Copy out every line in which the string "title" occurs.
════════
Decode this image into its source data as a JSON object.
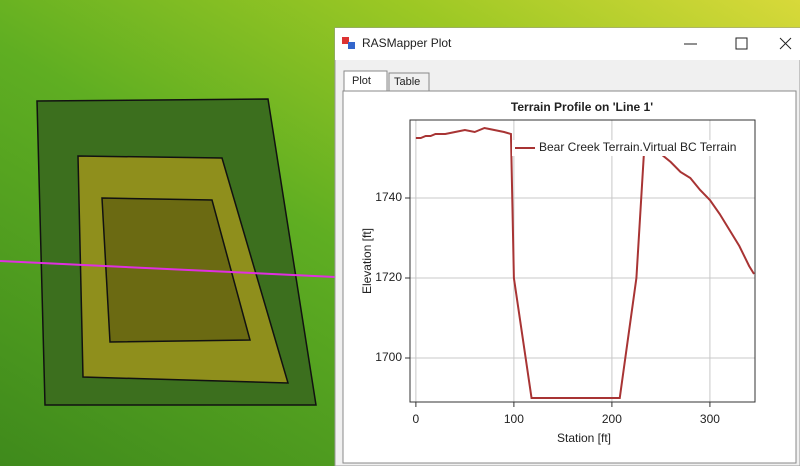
{
  "window": {
    "title": "RASMapper Plot",
    "tabs": [
      "Plot",
      "Table"
    ]
  },
  "chart_data": {
    "type": "line",
    "title": "Terrain Profile on 'Line 1'",
    "x_label": "Station [ft]",
    "y_label": "Elevation [ft]",
    "xlim": [
      -6,
      346
    ],
    "ylim": [
      1689,
      1759.5
    ],
    "xticks": [
      0,
      100,
      200,
      300
    ],
    "yticks": [
      1700,
      1720,
      1740
    ],
    "grid": true,
    "legend": "top-right",
    "series": [
      {
        "name": "Bear Creek Terrain.Virtual BC Terrain",
        "color": "#a83434",
        "x": [
          0,
          5,
          10,
          15,
          20,
          30,
          40,
          50,
          60,
          70,
          80,
          90,
          97,
          100,
          118,
          150,
          180,
          208,
          225,
          233,
          240,
          250,
          260,
          270,
          280,
          290,
          300,
          310,
          320,
          330,
          340,
          345
        ],
        "values": [
          1755,
          1755,
          1755.5,
          1755.5,
          1756,
          1756,
          1756.5,
          1757,
          1756.5,
          1757.5,
          1757,
          1756.5,
          1756,
          1720,
          1690,
          1690,
          1690,
          1690,
          1720,
          1752.5,
          1752,
          1751,
          1749,
          1746.5,
          1745,
          1742,
          1739.5,
          1736,
          1732,
          1728,
          1723,
          1721
        ]
      }
    ]
  }
}
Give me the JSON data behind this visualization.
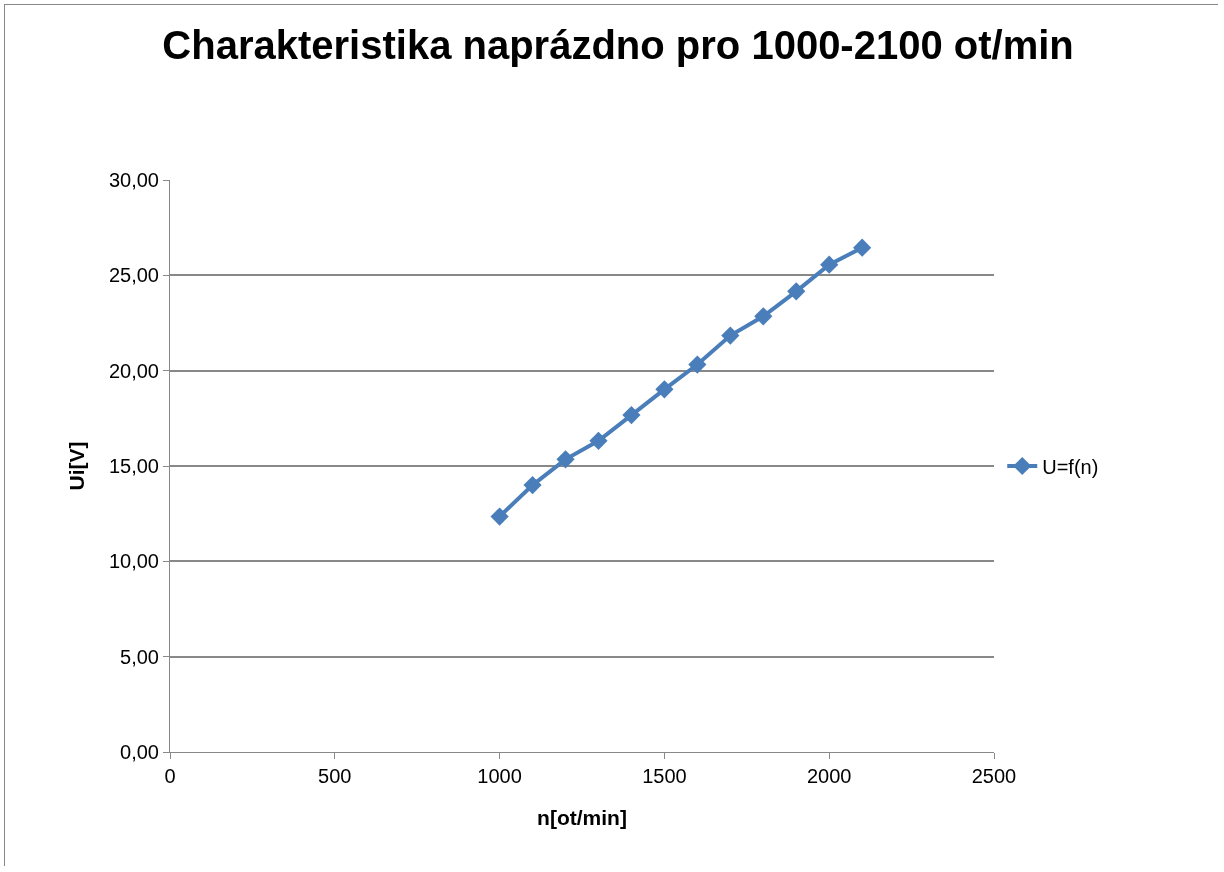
════════
* Reply:
    "title": "RASMapper Plot",
    "title": "Terrain Profile on 'Line 1'",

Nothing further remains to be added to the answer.